__CHALLENGE__: Transcribe every line of the listing below without any deviation.

======== ROWS

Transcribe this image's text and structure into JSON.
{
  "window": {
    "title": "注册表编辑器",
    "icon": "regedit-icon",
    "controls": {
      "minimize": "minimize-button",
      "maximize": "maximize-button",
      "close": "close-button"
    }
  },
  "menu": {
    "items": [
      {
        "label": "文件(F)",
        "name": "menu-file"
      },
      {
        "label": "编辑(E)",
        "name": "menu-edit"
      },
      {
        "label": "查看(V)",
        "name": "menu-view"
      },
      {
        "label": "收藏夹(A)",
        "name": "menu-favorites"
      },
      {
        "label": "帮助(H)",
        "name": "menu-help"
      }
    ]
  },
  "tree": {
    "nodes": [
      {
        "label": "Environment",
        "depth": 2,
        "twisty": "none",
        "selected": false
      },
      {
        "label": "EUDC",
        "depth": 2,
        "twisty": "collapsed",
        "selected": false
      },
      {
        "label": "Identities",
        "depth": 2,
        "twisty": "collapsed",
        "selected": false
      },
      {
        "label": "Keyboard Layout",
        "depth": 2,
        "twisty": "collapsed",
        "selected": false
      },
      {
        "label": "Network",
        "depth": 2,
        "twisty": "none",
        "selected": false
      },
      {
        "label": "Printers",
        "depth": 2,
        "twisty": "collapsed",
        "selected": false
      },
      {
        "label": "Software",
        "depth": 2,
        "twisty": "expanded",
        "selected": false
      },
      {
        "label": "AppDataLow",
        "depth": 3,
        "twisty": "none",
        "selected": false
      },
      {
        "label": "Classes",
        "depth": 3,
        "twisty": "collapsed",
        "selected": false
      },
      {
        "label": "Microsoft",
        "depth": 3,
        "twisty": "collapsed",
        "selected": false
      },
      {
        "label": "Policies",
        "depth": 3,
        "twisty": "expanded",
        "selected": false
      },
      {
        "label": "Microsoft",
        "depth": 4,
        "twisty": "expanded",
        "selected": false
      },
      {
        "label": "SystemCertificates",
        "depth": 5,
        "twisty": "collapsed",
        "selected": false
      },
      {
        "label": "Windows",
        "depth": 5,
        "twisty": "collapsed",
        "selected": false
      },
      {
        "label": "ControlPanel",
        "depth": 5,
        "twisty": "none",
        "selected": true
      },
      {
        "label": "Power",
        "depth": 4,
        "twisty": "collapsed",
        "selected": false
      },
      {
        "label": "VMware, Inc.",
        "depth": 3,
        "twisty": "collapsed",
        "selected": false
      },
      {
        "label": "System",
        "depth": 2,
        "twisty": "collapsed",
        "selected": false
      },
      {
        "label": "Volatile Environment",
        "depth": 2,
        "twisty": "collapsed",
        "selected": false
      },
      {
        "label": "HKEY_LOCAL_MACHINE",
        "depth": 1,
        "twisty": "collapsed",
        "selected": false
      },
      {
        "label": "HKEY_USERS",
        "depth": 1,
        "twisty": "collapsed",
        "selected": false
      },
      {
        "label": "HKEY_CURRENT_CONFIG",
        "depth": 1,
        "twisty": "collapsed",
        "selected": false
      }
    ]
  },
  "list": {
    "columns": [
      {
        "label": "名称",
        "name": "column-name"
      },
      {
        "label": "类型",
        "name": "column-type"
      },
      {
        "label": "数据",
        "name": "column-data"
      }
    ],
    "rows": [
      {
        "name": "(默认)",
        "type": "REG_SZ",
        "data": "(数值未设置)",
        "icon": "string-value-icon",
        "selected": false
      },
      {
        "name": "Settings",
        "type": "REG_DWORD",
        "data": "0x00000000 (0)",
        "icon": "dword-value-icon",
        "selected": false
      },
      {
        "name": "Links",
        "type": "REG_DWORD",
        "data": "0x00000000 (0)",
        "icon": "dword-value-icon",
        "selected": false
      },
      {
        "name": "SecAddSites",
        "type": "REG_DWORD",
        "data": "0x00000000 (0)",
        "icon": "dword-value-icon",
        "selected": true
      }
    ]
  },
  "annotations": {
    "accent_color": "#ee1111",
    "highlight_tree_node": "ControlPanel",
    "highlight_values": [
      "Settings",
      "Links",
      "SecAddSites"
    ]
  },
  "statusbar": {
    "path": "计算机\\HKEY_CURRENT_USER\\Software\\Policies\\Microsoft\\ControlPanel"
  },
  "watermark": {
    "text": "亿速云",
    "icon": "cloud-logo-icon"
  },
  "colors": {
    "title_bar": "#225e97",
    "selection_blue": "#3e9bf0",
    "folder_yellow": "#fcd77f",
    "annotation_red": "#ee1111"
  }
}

================

__COMPLETED EXERCISE__:
Transcribe this image's text and structure into JSON.
{
  "window": {
    "title": "注册表编辑器",
    "icon": "regedit-icon",
    "controls": {
      "minimize": "minimize-button",
      "maximize": "maximize-button",
      "close": "close-button"
    }
  },
  "menu": {
    "items": [
      {
        "label": "文件(F)",
        "name": "menu-file"
      },
      {
        "label": "编辑(E)",
        "name": "menu-edit"
      },
      {
        "label": "查看(V)",
        "name": "menu-view"
      },
      {
        "label": "收藏夹(A)",
        "name": "menu-favorites"
      },
      {
        "label": "帮助(H)",
        "name": "menu-help"
      }
    ]
  },
  "tree": {
    "nodes": [
      {
        "label": "Environment",
        "depth": 2,
        "twisty": "none",
        "selected": false
      },
      {
        "label": "EUDC",
        "depth": 2,
        "twisty": "collapsed",
        "selected": false
      },
      {
        "label": "Identities",
        "depth": 2,
        "twisty": "collapsed",
        "selected": false
      },
      {
        "label": "Keyboard Layout",
        "depth": 2,
        "twisty": "collapsed",
        "selected": false
      },
      {
        "label": "Network",
        "depth": 2,
        "twisty": "none",
        "selected": false
      },
      {
        "label": "Printers",
        "depth": 2,
        "twisty": "collapsed",
        "selected": false
      },
      {
        "label": "Software",
        "depth": 2,
        "twisty": "expanded",
        "selected": false
      },
      {
        "label": "AppDataLow",
        "depth": 3,
        "twisty": "none",
        "selected": false
      },
      {
        "label": "Classes",
        "depth": 3,
        "twisty": "collapsed",
        "selected": false
      },
      {
        "label": "Microsoft",
        "depth": 3,
        "twisty": "collapsed",
        "selected": false
      },
      {
        "label": "Policies",
        "depth": 3,
        "twisty": "expanded",
        "selected": false
      },
      {
        "label": "Microsoft",
        "depth": 4,
        "twisty": "expanded",
        "selected": false
      },
      {
        "label": "SystemCertificates",
        "depth": 5,
        "twisty": "collapsed",
        "selected": false
      },
      {
        "label": "Windows",
        "depth": 5,
        "twisty": "collapsed",
        "selected": false
      },
      {
        "label": "ControlPanel",
        "depth": 5,
        "twisty": "none",
        "selected": true
      },
      {
        "label": "Power",
        "depth": 4,
        "twisty": "collapsed",
        "selected": false
      },
      {
        "label": "VMware, Inc.",
        "depth": 3,
        "twisty": "collapsed",
        "selected": false
      },
      {
        "label": "System",
        "depth": 2,
        "twisty": "collapsed",
        "selected": false
      },
      {
        "label": "Volatile Environment",
        "depth": 2,
        "twisty": "collapsed",
        "selected": false
      },
      {
        "label": "HKEY_LOCAL_MACHINE",
        "depth": 1,
        "twisty": "collapsed",
        "selected": false
      },
      {
        "label": "HKEY_USERS",
        "depth": 1,
        "twisty": "collapsed",
        "selected": false
      },
      {
        "label": "HKEY_CURRENT_CONFIG",
        "depth": 1,
        "twisty": "collapsed",
        "selected": false
      }
    ]
  },
  "list": {
    "columns": [
      {
        "label": "名称",
        "name": "column-name"
      },
      {
        "label": "类型",
        "name": "column-type"
      },
      {
        "label": "数据",
        "name": "column-data"
      }
    ],
    "rows": [
      {
        "name": "(默认)",
        "type": "REG_SZ",
        "data": "(数值未设置)",
        "icon": "string-value-icon",
        "selected": false
      },
      {
        "name": "Settings",
        "type": "REG_DWORD",
        "data": "0x00000000 (0)",
        "icon": "dword-value-icon",
        "selected": false
      },
      {
        "name": "Links",
        "type": "REG_DWORD",
        "data": "0x00000000 (0)",
        "icon": "dword-value-icon",
        "selected": false
      },
      {
        "name": "SecAddSites",
        "type": "REG_DWORD",
        "data": "0x00000000 (0)",
        "icon": "dword-value-icon",
        "selected": true
      }
    ]
  },
  "annotations": {
    "accent_color": "#ee1111",
    "highlight_tree_node": "ControlPanel",
    "highlight_values": [
      "Settings",
      "Links",
      "SecAddSites"
    ]
  },
  "statusbar": {
    "path": "计算机\\HKEY_CURRENT_USER\\Software\\Policies\\Microsoft\\ControlPanel"
  },
  "watermark": {
    "text": "亿速云",
    "icon": "cloud-logo-icon"
  },
  "colors": {
    "title_bar": "#225e97",
    "selection_blue": "#3e9bf0",
    "folder_yellow": "#fcd77f",
    "annotation_red": "#ee1111"
  }
}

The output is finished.